Dataset entries>
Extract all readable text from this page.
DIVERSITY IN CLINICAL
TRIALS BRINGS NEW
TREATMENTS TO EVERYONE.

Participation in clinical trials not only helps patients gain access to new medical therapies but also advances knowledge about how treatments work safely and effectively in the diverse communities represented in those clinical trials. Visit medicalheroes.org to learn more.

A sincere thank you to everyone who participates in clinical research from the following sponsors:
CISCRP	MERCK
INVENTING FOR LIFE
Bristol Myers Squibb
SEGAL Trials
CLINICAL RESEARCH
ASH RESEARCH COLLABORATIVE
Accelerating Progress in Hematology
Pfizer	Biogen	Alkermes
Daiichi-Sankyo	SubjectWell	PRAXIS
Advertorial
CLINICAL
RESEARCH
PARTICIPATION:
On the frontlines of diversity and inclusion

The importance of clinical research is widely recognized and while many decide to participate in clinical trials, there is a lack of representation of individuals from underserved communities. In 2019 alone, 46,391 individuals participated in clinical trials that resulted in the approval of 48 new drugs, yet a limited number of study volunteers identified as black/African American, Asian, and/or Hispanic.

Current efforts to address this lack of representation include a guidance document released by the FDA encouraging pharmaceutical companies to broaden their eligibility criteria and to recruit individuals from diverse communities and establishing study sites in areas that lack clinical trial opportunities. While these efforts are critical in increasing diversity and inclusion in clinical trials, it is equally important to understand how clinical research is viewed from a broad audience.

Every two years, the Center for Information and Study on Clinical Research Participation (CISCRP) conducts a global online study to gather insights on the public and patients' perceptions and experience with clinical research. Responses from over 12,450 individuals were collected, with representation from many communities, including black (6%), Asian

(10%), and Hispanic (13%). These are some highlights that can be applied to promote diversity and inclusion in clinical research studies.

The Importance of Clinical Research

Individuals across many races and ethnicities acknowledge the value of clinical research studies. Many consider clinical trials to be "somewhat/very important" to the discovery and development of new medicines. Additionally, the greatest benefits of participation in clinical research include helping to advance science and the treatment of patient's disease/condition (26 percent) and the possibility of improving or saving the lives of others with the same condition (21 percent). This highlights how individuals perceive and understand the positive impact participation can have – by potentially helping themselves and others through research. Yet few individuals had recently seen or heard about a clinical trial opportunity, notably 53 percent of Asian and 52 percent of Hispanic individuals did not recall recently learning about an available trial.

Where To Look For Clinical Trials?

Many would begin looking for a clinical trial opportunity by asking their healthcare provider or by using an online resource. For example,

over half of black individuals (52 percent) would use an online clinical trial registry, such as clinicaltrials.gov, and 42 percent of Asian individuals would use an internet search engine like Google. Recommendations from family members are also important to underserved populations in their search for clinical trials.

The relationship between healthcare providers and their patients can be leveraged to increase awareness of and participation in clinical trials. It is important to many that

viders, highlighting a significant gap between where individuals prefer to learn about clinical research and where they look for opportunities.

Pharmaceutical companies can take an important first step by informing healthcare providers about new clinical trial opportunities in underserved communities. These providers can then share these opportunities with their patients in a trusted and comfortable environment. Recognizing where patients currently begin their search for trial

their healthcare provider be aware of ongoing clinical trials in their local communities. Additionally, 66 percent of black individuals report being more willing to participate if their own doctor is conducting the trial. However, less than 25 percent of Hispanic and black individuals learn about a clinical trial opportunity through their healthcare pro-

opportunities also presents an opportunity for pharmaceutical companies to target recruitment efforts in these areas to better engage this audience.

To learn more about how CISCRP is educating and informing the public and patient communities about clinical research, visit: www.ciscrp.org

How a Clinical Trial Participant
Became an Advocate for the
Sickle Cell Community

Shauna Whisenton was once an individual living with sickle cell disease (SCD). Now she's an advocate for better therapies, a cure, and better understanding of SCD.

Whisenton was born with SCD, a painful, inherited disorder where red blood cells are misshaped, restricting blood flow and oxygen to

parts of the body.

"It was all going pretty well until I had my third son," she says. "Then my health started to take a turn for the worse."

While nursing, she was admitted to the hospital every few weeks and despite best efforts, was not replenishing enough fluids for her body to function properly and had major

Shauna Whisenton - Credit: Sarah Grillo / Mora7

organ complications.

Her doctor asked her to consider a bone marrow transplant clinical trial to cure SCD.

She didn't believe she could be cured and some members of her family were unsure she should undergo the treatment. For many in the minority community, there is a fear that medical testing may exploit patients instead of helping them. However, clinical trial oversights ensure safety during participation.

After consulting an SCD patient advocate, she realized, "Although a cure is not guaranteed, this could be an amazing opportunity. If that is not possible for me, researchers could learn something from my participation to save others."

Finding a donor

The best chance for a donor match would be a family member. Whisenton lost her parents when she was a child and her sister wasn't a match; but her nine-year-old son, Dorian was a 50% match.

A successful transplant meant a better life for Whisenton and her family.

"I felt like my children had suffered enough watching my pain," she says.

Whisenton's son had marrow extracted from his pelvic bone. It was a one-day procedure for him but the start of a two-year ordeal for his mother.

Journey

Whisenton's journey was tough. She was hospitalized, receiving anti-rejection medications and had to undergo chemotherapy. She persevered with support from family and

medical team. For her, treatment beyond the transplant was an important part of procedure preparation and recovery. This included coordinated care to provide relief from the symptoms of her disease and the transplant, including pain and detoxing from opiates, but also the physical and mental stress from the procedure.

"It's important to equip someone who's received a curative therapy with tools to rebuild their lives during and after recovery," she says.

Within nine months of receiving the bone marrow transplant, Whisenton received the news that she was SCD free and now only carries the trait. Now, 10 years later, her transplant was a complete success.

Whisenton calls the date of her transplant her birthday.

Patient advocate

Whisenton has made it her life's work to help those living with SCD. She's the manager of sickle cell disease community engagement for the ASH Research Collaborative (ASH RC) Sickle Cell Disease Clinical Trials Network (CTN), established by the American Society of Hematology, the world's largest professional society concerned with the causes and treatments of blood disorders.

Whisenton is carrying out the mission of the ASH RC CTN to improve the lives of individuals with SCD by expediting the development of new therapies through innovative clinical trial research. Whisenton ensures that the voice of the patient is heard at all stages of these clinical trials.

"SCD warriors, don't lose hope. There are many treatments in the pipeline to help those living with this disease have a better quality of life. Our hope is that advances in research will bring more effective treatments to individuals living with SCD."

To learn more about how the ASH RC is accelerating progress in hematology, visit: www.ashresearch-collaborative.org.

Activity> Every entry needs to be copied exactly as it was written.

Answer section>
Extract all readable text from this page.
DIVERSITY IN CLINICAL
TRIALS BRINGS NEW
TREATMENTS TO EVERYONE.

Participation in clinical trials not only helps patients gain access to new medical therapies but also advances knowledge about how treatments work safely and effectively in the diverse communities represented in those clinical trials. Visit medicalheroes.org to learn more.

A sincere thank you to everyone who participates in clinical research from the following sponsors:
CISCRP	MERCK
INVENTING FOR LIFE
Bristol Myers Squibb
SEGAL Trials
CLINICAL RESEARCH
ASH RESEARCH COLLABORATIVE
Accelerating Progress in Hematology
Pfizer	Biogen	Alkermes
Daiichi-Sankyo	SubjectWell	PRAXIS
Advertorial
CLINICAL
RESEARCH
PARTICIPATION:
On the frontlines of diversity and inclusion

The importance of clinical research is widely recognized and while many decide to participate in clinical trials, there is a lack of representation of individuals from underserved communities. In 2019 alone, 46,391 individuals participated in clinical trials that resulted in the approval of 48 new drugs, yet a limited number of study volunteers identified as black/African American, Asian, and/or Hispanic.

Current efforts to address this lack of representation include a guidance document released by the FDA encouraging pharmaceutical companies to broaden their eligibility criteria and to recruit individuals from diverse communities and establishing study sites in areas that lack clinical trial opportunities. While these efforts are critical in increasing diversity and inclusion in clinical trials, it is equally important to understand how clinical research is viewed from a broad audience.

Every two years, the Center for Information and Study on Clinical Research Participation (CISCRP) conducts a global online study to gather insights on the public and patients' perceptions and experience with clinical research. Responses from over 12,450 individuals were collected, with representation from many communities, including black (6%), Asian

(10%), and Hispanic (13%). These are some highlights that can be applied to promote diversity and inclusion in clinical research studies.

The Importance of Clinical Research

Individuals across many races and ethnicities acknowledge the value of clinical research studies. Many consider clinical trials to be "somewhat/very important" to the discovery and development of new medicines. Additionally, the greatest benefits of participation in clinical research include helping to advance science and the treatment of patient's disease/condition (26 percent) and the possibility of improving or saving the lives of others with the same condition (21 percent). This highlights how individuals perceive and understand the positive impact participation can have – by potentially helping themselves and others through research. Yet few individuals had recently seen or heard about a clinical trial opportunity, notably 53 percent of Asian and 52 percent of Hispanic individuals did not recall recently learning about an available trial.

Where To Look For Clinical Trials?

Many would begin looking for a clinical trial opportunity by asking their healthcare provider or by using an online resource. For example,

over half of black individuals (52 percent) would use an online clinical trial registry, such as clinicaltrials.gov, and 42 percent of Asian individuals would use an internet search engine like Google. Recommendations from family members are also important to underserved populations in their search for clinical trials.

The relationship between healthcare providers and their patients can be leveraged to increase awareness of and participation in clinical trials. It is important to many that

viders, highlighting a significant gap between where individuals prefer to learn about clinical research and where they look for opportunities.

Pharmaceutical companies can take an important first step by informing healthcare providers about new clinical trial opportunities in underserved communities. These providers can then share these opportunities with their patients in a trusted and comfortable environment. Recognizing where patients currently begin their search for trial

their healthcare provider be aware of ongoing clinical trials in their local communities. Additionally, 66 percent of black individuals report being more willing to participate if their own doctor is conducting the trial. However, less than 25 percent of Hispanic and black individuals learn about a clinical trial opportunity through their healthcare pro-

opportunities also presents an opportunity for pharmaceutical companies to target recruitment efforts in these areas to better engage this audience.

To learn more about how CISCRP is educating and informing the public and patient communities about clinical research, visit: www.ciscrp.org

How a Clinical Trial Participant
Became an Advocate for the
Sickle Cell Community

Shauna Whisenton was once an individual living with sickle cell disease (SCD). Now she's an advocate for better therapies, a cure, and better understanding of SCD.

Whisenton was born with SCD, a painful, inherited disorder where red blood cells are misshaped, restricting blood flow and oxygen to

parts of the body.

"It was all going pretty well until I had my third son," she says. "Then my health started to take a turn for the worse."

While nursing, she was admitted to the hospital every few weeks and despite best efforts, was not replenishing enough fluids for her body to function properly and had major

Shauna Whisenton - Credit: Sarah Grillo / Mora7

organ complications.

Her doctor asked her to consider a bone marrow transplant clinical trial to cure SCD.

She didn't believe she could be cured and some members of her family were unsure she should undergo the treatment. For many in the minority community, there is a fear that medical testing may exploit patients instead of helping them. However, clinical trial oversights ensure safety during participation.

After consulting an SCD patient advocate, she realized, "Although a cure is not guaranteed, this could be an amazing opportunity. If that is not possible for me, researchers could learn something from my participation to save others."

Finding a donor

The best chance for a donor match would be a family member. Whisenton lost her parents when she was a child and her sister wasn't a match; but her nine-year-old son, Dorian was a 50% match.

A successful transplant meant a better life for Whisenton and her family.

"I felt like my children had suffered enough watching my pain," she says.

Whisenton's son had marrow extracted from his pelvic bone. It was a one-day procedure for him but the start of a two-year ordeal for his mother.

Journey

Whisenton's journey was tough. She was hospitalized, receiving anti-rejection medications and had to undergo chemotherapy. She persevered with support from family and

medical team. For her, treatment beyond the transplant was an important part of procedure preparation and recovery. This included coordinated care to provide relief from the symptoms of her disease and the transplant, including pain and detoxing from opiates, but also the physical and mental stress from the procedure.

"It's important to equip someone who's received a curative therapy with tools to rebuild their lives during and after recovery," she says.

Within nine months of receiving the bone marrow transplant, Whisenton received the news that she was SCD free and now only carries the trait. Now, 10 years later, her transplant was a complete success.

Whisenton calls the date of her transplant her birthday.

Patient advocate

Whisenton has made it her life's work to help those living with SCD. She's the manager of sickle cell disease community engagement for the ASH Research Collaborative (ASH RC) Sickle Cell Disease Clinical Trials Network (CTN), established by the American Society of Hematology, the world's largest professional society concerned with the causes and treatments of blood disorders.

Whisenton is carrying out the mission of the ASH RC CTN to improve the lives of individuals with SCD by expediting the development of new therapies through innovative clinical trial research. Whisenton ensures that the voice of the patient is heard at all stages of these clinical trials.

"SCD warriors, don't lose hope. There are many treatments in the pipeline to help those living with this disease have a better quality of life. Our hope is that advances in research will bring more effective treatments to individuals living with SCD."

To learn more about how the ASH RC is accelerating progress in hematology, visit: www.ashresearch-collaborative.org.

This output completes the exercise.